What is being asked:
In the data, extract each line that holds the string "PARK".

════

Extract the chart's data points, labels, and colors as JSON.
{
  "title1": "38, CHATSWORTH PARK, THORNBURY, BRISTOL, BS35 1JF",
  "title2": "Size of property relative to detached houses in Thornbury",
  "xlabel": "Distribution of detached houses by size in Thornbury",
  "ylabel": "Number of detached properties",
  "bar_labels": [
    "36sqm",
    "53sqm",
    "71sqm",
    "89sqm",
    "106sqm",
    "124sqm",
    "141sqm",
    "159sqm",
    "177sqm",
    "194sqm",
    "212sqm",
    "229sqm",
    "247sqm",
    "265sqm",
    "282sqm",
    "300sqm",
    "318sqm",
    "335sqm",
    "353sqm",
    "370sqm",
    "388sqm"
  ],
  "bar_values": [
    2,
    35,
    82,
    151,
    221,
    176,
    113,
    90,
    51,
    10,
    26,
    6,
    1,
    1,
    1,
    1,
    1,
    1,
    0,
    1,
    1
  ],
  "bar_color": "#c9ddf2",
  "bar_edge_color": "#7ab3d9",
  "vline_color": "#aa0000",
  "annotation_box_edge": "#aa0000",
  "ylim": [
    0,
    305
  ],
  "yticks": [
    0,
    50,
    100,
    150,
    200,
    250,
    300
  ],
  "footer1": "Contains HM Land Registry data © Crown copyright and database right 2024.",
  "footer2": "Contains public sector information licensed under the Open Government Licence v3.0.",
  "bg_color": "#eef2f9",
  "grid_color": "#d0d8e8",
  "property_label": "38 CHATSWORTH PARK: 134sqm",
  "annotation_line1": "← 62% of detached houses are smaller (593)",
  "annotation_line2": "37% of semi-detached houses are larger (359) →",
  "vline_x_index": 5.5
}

════

Expected answer:
  "title1": "38, CHATSWORTH PARK, THORNBURY, BRISTOL, BS35 1JF",
  "property_label": "38 CHATSWORTH PARK: 134sqm",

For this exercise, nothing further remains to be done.